** WORK TO BE COMPLETED **
State the number of lines that include the string "batches", and write nothing else.

┌─ INPUT MATERIAL

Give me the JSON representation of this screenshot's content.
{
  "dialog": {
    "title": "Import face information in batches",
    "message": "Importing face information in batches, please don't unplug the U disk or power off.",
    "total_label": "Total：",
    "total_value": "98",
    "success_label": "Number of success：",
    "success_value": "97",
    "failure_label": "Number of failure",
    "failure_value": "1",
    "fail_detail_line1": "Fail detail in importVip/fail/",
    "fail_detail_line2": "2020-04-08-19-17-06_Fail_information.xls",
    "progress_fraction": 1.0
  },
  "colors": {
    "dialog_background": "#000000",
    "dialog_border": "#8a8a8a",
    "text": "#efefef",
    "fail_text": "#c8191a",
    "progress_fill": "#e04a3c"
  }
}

└─
┌─ INPUT MATERIAL

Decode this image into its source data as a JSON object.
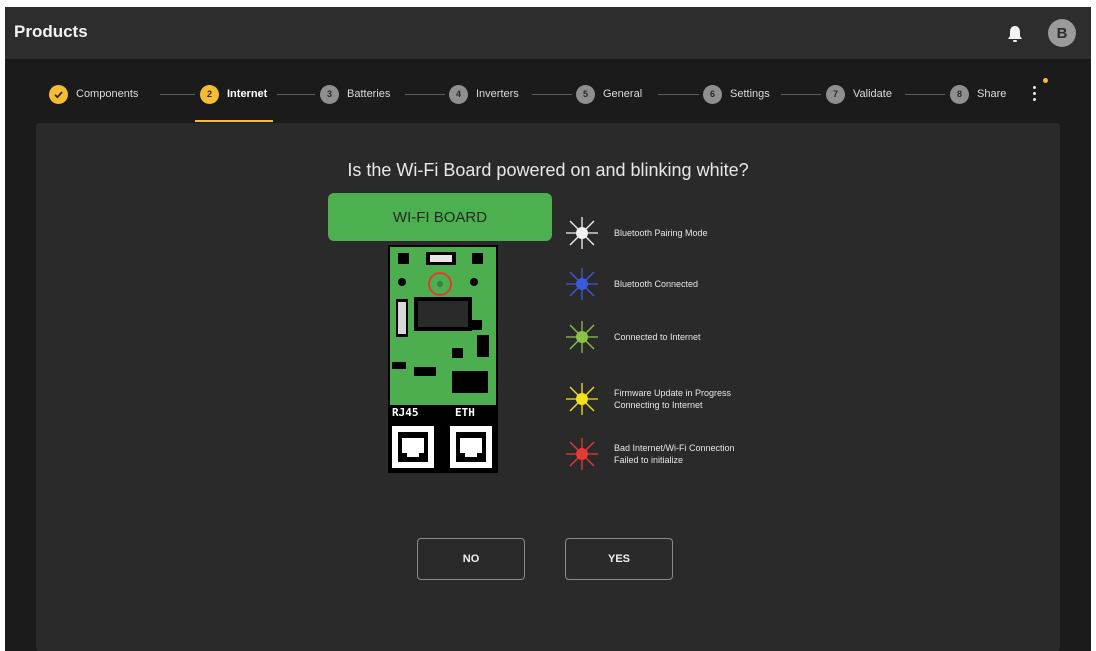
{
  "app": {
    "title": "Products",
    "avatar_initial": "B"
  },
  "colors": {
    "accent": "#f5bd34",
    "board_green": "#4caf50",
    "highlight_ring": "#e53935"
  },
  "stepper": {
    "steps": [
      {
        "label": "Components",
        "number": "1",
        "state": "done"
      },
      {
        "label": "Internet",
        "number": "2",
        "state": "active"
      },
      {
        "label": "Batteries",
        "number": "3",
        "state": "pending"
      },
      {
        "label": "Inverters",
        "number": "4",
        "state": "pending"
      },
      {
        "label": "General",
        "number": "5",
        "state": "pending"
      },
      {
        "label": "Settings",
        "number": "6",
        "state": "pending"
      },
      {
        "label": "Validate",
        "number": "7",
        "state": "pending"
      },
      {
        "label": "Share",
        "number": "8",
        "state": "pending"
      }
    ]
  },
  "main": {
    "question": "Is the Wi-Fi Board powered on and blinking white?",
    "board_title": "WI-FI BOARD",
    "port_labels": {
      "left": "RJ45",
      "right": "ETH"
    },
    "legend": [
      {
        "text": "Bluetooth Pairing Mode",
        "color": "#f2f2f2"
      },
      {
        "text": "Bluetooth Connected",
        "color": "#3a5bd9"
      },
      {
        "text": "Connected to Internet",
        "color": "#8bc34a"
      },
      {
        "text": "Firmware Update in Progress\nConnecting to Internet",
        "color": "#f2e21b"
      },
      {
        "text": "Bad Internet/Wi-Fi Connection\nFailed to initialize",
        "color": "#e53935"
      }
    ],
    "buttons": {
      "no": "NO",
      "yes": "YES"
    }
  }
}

└─

** OUTPUT **
2